Extract the data exactly, missing nothing.

-- Start --

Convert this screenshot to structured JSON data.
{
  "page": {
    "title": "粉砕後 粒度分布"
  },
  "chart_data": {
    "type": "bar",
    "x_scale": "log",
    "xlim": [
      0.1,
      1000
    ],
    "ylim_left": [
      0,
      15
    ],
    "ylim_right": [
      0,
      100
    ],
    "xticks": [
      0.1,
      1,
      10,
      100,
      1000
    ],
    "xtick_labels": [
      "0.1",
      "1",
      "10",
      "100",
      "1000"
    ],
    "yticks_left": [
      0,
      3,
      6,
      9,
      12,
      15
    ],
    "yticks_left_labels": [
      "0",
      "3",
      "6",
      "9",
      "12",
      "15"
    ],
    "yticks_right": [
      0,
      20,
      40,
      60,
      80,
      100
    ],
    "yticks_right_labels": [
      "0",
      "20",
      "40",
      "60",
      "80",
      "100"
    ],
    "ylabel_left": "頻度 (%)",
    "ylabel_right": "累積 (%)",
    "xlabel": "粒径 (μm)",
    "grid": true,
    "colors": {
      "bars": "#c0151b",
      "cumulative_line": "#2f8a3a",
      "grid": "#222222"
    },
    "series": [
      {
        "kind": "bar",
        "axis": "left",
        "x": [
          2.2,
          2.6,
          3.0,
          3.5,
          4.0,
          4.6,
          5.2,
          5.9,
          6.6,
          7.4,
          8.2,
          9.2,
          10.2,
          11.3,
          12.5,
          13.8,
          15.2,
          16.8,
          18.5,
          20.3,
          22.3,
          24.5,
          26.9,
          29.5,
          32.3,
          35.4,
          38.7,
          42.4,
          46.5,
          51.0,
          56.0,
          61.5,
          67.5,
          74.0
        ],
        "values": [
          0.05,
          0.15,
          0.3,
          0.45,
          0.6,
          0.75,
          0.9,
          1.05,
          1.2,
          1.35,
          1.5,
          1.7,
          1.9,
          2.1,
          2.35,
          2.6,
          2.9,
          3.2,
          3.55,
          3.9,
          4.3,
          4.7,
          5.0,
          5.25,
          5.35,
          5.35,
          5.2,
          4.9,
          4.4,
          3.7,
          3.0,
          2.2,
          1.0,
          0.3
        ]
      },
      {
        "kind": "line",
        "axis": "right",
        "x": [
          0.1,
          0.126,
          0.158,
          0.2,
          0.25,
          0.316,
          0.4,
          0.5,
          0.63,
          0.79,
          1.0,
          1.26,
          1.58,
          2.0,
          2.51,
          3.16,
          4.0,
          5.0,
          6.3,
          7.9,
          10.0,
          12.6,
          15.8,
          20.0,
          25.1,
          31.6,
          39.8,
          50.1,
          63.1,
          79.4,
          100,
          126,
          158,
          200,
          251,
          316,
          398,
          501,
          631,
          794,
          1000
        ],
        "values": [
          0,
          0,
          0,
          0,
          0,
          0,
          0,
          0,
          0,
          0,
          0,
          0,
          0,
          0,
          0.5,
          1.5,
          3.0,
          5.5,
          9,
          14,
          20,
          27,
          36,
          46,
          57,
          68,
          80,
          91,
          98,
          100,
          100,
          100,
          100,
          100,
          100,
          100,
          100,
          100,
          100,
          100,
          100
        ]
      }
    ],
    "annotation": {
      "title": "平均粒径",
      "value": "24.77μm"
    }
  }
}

-- End --

* **SOLUTION TO THE PROBLEM**:
Convert this screenshot to structured JSON data.
{
  "page": {
    "title": "粉砕後 粒度分布"
  },
  "chart_data": {
    "type": "bar",
    "x_scale": "log",
    "xlim": [
      0.1,
      1000
    ],
    "ylim_left": [
      0,
      15
    ],
    "ylim_right": [
      0,
      100
    ],
    "xticks": [
      0.1,
      1,
      10,
      100,
      1000
    ],
    "xtick_labels": [
      "0.1",
      "1",
      "10",
      "100",
      "1000"
    ],
    "yticks_left": [
      0,
      3,
      6,
      9,
      12,
      15
    ],
    "yticks_left_labels": [
      "0",
      "3",
      "6",
      "9",
      "12",
      "15"
    ],
    "yticks_right": [
      0,
      20,
      40,
      60,
      80,
      100
    ],
    "yticks_right_labels": [
      "0",
      "20",
      "40",
      "60",
      "80",
      "100"
    ],
    "ylabel_left": "頻度 (%)",
    "ylabel_right": "累積 (%)",
    "xlabel": "粒径 (μm)",
    "grid": true,
    "colors": {
      "bars": "#c0151b",
      "cumulative_line": "#2f8a3a",
      "grid": "#222222"
    },
    "series": [
      {
        "kind": "bar",
        "axis": "left",
        "x": [
          2.2,
          2.6,
          3.0,
          3.5,
          4.0,
          4.6,
          5.2,
          5.9,
          6.6,
          7.4,
          8.2,
          9.2,
          10.2,
          11.3,
          12.5,
          13.8,
          15.2,
          16.8,
          18.5,
          20.3,
          22.3,
          24.5,
          26.9,
          29.5,
          32.3,
          35.4,
          38.7,
          42.4,
          46.5,
          51.0,
          56.0,
          61.5,
          67.5,
          74.0
        ],
        "values": [
          0.05,
          0.15,
          0.3,
          0.45,
          0.6,
          0.75,
          0.9,
          1.05,
          1.2,
          1.35,
          1.5,
          1.7,
          1.9,
          2.1,
          2.35,
          2.6,
          2.9,
          3.2,
          3.55,
          3.9,
          4.3,
          4.7,
          5.0,
          5.25,
          5.35,
          5.35,
          5.2,
          4.9,
          4.4,
          3.7,
          3.0,
          2.2,
          1.0,
          0.3
        ]
      },
      {
        "kind": "line",
        "axis": "right",
        "x": [
          0.1,
          0.126,
          0.158,
          0.2,
          0.25,
          0.316,
          0.4,
          0.5,
          0.63,
          0.79,
          1.0,
          1.26,
          1.58,
          2.0,
          2.51,
          3.16,
          4.0,
          5.0,
          6.3,
          7.9,
          10.0,
          12.6,
          15.8,
          20.0,
          25.1,
          31.6,
          39.8,
          50.1,
          63.1,
          79.4,
          100,
          126,
          158,
          200,
          251,
          316,
          398,
          501,
          631,
          794,
          1000
        ],
        "values": [
          0,
          0,
          0,
          0,
          0,
          0,
          0,
          0,
          0,
          0,
          0,
          0,
          0,
          0,
          0.5,
          1.5,
          3.0,
          5.5,
          9,
          14,
          20,
          27,
          36,
          46,
          57,
          68,
          80,
          91,
          98,
          100,
          100,
          100,
          100,
          100,
          100,
          100,
          100,
          100,
          100,
          100,
          100
        ]
      }
    ],
    "annotation": {
      "title": "平均粒径",
      "value": "24.77μm"
    }
  }
}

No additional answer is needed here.